----- RECORDS SUPPLIED
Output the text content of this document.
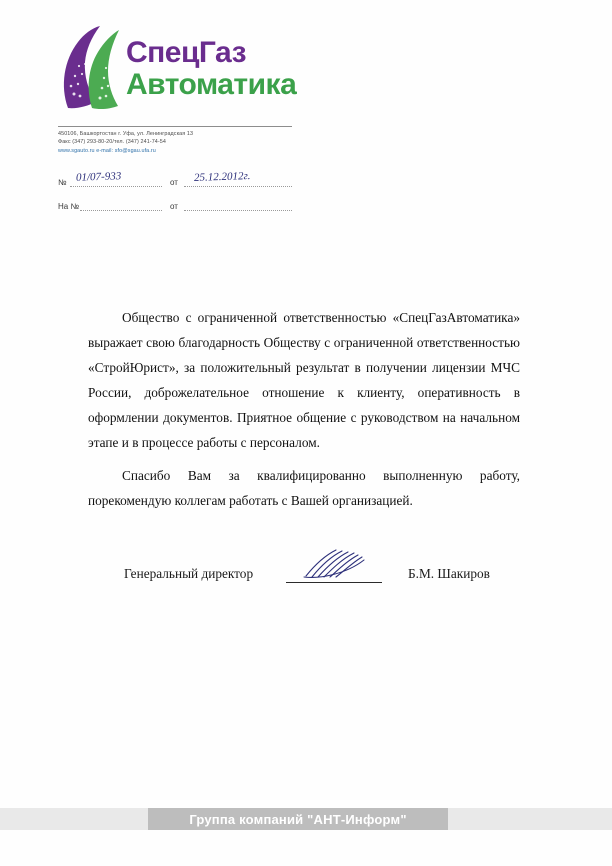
СпецГаз
Автоматика
450106, Башкортостан г. Уфа, ул. Ленинградская 13
Факс (347) 293-80-20/тел. (347) 241-74-54
www.sgauto.ru e-mail: sfo@sgau.ufa.ru
№ 01/07-933	от 25.12.2012г.
На №	от

Общество с ограниченной ответственностью «СпецГазАвтоматика» выражает свою благодарность Обществу с ограниченной ответственностью «СтройЮрист», за положительный результат в получении лицензии МЧС России, доброжелательное отношение к клиенту, оперативность в оформлении документов. Приятное общение с руководством на начальном этапе и в процессе работы с персоналом.

Спасибо Вам за квалифицированно выполненную работу, порекомендую коллегам работать с Вашей организацией.

Генеральный директор	Б.М. Шакиров
Группа компаний "АНТ-Информ"
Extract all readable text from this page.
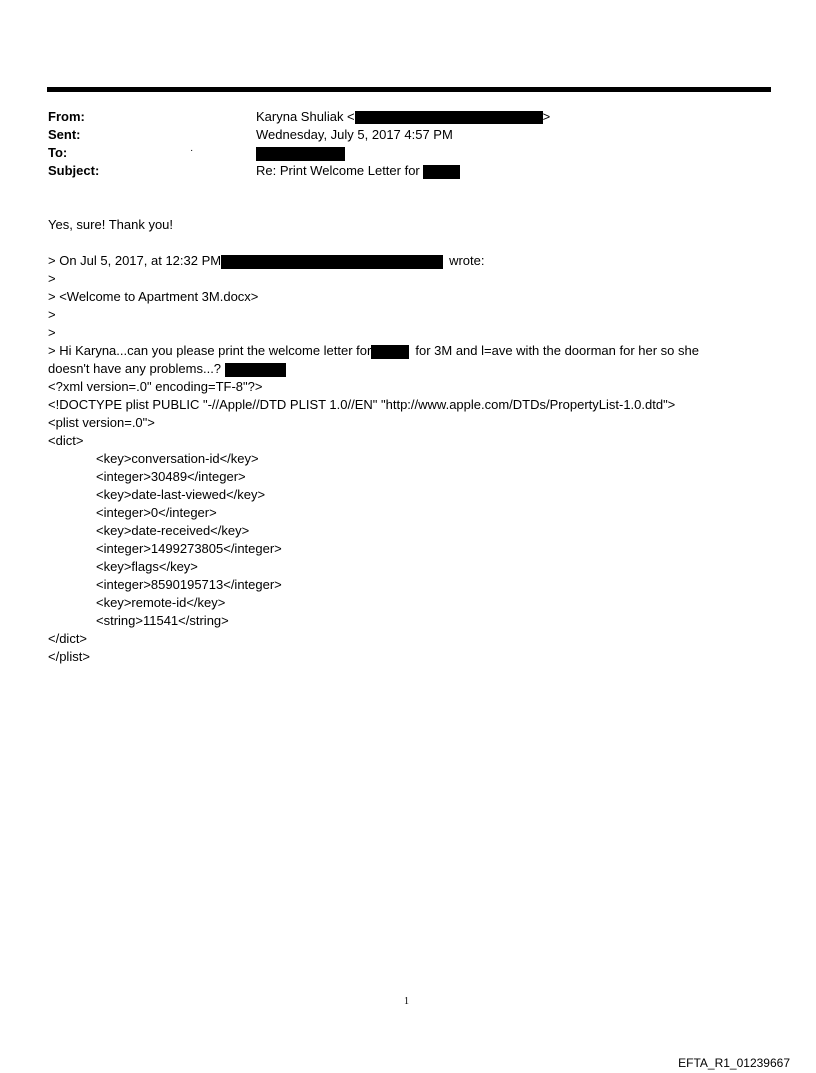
From:	Karyna Shuliak <	>
Sent:	Wednesday, July 5, 2017 4:57 PM
To:	·
Subject:	Re: Print Welcome Letter for
Yes, sure! Thank you!
> On Jul 5, 2017, at 12:32 PM	wrote:
>
> <Welcome to Apartment 3M.docx>
>
>
> Hi Karyna...can you please print the welcome letter for	for 3M and l=ave with the doorman for her so she
doesn't have any problems...?
<?xml version=.0" encoding=TF-8"?>
<!DOCTYPE plist PUBLIC "-//Apple//DTD PLIST 1.0//EN" "http://www.apple.com/DTDs/PropertyList-1.0.dtd">
<plist version=.0">
<dict>
<key>conversation-id</key>
<integer>30489</integer>
<key>date-last-viewed</key>
<integer>0</integer>
<key>date-received</key>
<integer>1499273805</integer>
<key>flags</key>
<integer>8590195713</integer>
<key>remote-id</key>
<string>11541</string>
</dict>
</plist>
1
EFTA_R1_01239667
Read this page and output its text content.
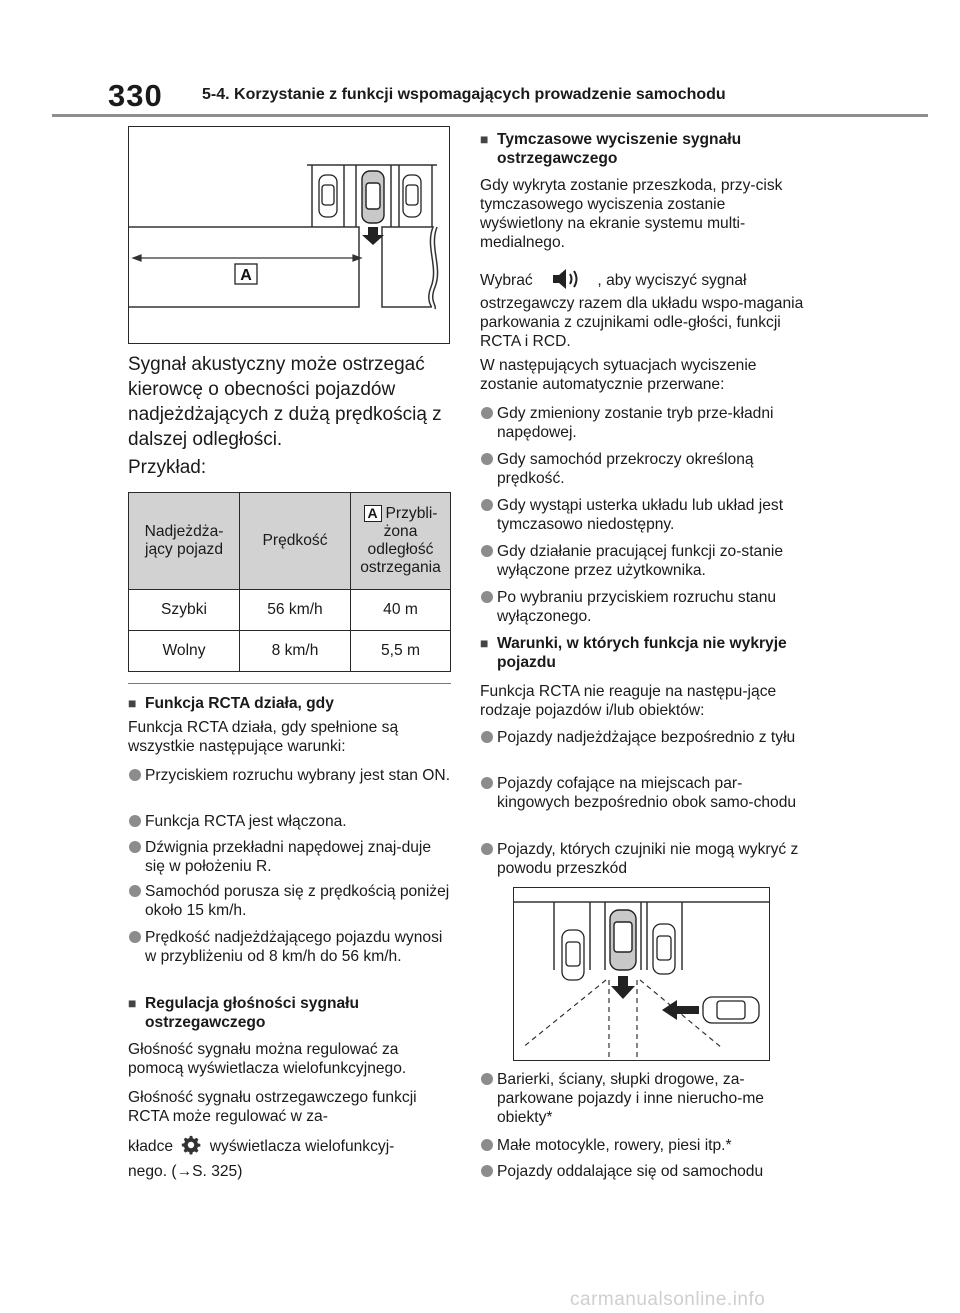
330 5-4. Korzystanie z funkcji wspomagających prowadzenie samochodu
A
Sygnał akustyczny może ostrzegać kierowcę o obecności pojazdów nadjeżdżających z dużą prędkością z dalszej odległości.
Przykład:
Nadjeżdża-jący pojazd	Prędkość	A Przybli-żona odległość ostrzegania
Szybki	56 km/h	40 m
Wolny	8 km/h	5,5 m
■ Funkcja RCTA działa, gdy
Funkcja RCTA działa, gdy spełnione są wszystkie następujące warunki:
Przyciskiem rozruchu wybrany jest stan ON.
Funkcja RCTA jest włączona.
Dźwignia przekładni napędowej znaj-duje się w położeniu R.
Samochód porusza się z prędkością poniżej około 15 km/h.
Prędkość nadjeżdżającego pojazdu wynosi w przybliżeniu od 8 km/h do 56 km/h.
■ Regulacja głośności sygnału ostrzegawczego
Głośność sygnału można regulować za pomocą wyświetlacza wielofunkcyjnego.
Głośność sygnału ostrzegawczego funkcji RCTA może regulować w za-
kładce wyświetlacza wielofunkcyj-
nego. (→S. 325)
■ Tymczasowe wyciszenie sygnału ostrzegawczego
Gdy wykryta zostanie przeszkoda, przy-cisk tymczasowego wyciszenia zostanie wyświetlony na ekranie systemu multi-medialnego.
Wybrać	, aby wyciszyć sygnał
ostrzegawczy razem dla układu wspo-magania parkowania z czujnikami odle-głości, funkcji RCTA i RCD.
W następujących sytuacjach wyciszenie zostanie automatycznie przerwane:
Gdy zmieniony zostanie tryb prze-kładni napędowej.
Gdy samochód przekroczy określoną prędkość.
Gdy wystąpi usterka układu lub układ jest tymczasowo niedostępny.
Gdy działanie pracującej funkcji zo-stanie wyłączone przez użytkownika.
Po wybraniu przyciskiem rozruchu stanu wyłączonego.
■ Warunki, w których funkcja nie wykryje pojazdu
Funkcja RCTA nie reaguje na następu-jące rodzaje pojazdów i/lub obiektów:
Pojazdy nadjeżdżające bezpośrednio z tyłu
Pojazdy cofające na miejscach par-kingowych bezpośrednio obok samo-chodu
Pojazdy, których czujniki nie mogą wykryć z powodu przeszkód
Barierki, ściany, słupki drogowe, za-parkowane pojazdy i inne nierucho-me obiekty*
Małe motocykle, rowery, piesi itp.*
Pojazdy oddalające się od samochodu
carmanualsonline.info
----------
(PROBLEM TO SOLVE):
Search the records for the word "Głośność", then list every line that has it.

(RESULT FOR THIS TASK):
Głośność sygnału można regulować za pomocą wyświetlacza wielofunkcyjnego.
Głośność sygnału ostrzegawczego funkcji RCTA może regulować w za-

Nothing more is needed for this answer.